§ **What is asked**
Search the entries for the word "wynalazku" and pull out each line that has it.

§ **Given entries**
::::::

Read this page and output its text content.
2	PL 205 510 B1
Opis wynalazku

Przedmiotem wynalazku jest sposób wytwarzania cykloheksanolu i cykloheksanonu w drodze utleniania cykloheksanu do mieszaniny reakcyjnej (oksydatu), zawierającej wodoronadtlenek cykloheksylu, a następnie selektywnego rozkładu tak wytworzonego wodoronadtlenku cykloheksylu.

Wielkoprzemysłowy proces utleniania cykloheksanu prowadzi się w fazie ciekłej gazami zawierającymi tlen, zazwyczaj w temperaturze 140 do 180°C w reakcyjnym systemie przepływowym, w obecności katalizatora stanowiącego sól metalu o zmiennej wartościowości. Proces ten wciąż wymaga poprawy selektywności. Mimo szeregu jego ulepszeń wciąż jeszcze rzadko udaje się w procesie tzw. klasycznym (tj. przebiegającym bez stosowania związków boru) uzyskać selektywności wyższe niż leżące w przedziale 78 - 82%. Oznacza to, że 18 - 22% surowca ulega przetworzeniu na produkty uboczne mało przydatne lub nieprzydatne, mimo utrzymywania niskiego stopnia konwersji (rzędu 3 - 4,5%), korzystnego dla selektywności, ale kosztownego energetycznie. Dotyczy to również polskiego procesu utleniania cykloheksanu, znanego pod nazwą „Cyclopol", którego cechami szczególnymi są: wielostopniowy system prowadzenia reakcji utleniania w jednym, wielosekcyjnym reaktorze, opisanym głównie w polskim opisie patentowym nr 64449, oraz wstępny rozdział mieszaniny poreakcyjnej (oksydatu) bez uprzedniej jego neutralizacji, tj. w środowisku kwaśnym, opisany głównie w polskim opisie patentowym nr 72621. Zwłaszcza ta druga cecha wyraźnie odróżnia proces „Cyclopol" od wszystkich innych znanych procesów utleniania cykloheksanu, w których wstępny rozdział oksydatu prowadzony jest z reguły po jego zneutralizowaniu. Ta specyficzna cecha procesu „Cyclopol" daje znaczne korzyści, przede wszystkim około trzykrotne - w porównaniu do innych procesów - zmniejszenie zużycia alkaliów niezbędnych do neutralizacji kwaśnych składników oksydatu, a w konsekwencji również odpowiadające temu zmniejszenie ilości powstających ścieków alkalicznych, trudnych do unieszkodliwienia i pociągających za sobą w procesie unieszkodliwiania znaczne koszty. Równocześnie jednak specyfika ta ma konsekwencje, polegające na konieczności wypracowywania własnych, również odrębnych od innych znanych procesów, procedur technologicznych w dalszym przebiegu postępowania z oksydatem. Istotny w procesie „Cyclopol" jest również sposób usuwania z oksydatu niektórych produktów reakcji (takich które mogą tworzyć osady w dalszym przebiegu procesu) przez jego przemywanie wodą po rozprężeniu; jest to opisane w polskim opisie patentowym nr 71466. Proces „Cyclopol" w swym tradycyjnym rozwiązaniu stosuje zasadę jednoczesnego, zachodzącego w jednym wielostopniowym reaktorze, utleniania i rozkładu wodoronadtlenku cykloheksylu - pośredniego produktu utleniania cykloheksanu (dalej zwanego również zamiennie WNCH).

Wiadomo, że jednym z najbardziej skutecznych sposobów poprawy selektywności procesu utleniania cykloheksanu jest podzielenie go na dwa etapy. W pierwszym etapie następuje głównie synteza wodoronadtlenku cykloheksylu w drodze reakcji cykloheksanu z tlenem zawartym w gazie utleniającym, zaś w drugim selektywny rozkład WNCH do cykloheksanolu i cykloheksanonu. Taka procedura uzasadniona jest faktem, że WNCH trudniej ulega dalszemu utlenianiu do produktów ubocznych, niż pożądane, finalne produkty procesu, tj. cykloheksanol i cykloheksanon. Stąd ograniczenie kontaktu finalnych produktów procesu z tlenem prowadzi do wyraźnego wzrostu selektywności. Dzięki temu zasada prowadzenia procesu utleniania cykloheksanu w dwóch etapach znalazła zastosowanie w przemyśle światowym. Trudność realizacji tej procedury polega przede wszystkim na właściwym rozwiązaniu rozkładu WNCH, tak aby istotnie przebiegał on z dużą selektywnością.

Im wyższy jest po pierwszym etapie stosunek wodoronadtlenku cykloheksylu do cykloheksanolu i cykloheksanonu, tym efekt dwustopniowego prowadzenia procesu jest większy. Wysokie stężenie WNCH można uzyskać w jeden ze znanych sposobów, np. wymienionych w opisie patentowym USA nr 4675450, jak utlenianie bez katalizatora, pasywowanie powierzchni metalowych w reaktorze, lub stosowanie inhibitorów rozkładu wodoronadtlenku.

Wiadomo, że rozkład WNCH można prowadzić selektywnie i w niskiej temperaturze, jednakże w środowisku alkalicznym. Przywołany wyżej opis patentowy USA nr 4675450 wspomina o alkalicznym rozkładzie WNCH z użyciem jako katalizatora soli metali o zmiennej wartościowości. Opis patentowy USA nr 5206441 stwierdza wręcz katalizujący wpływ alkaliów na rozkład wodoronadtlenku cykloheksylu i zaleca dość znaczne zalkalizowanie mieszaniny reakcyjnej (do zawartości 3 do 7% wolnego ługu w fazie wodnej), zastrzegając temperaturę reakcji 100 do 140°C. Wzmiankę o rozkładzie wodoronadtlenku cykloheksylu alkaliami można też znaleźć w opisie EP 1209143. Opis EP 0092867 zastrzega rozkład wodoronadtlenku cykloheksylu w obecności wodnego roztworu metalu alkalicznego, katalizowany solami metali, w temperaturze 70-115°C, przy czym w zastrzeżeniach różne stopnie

::::::

§ **Answer to the exercise**
Opis wynalazku
Przedmiotem wynalazku jest sposób wytwarzania cykloheksanolu i cykloheksanonu w drodze utleniania cykloheksanu do mieszaniny reakcyjnej (oksydatu), zawierającej wodoronadtlenek cykloheksylu, a następnie selektywnego rozkładu tak wytworzonego wodoronadtlenku cykloheksylu.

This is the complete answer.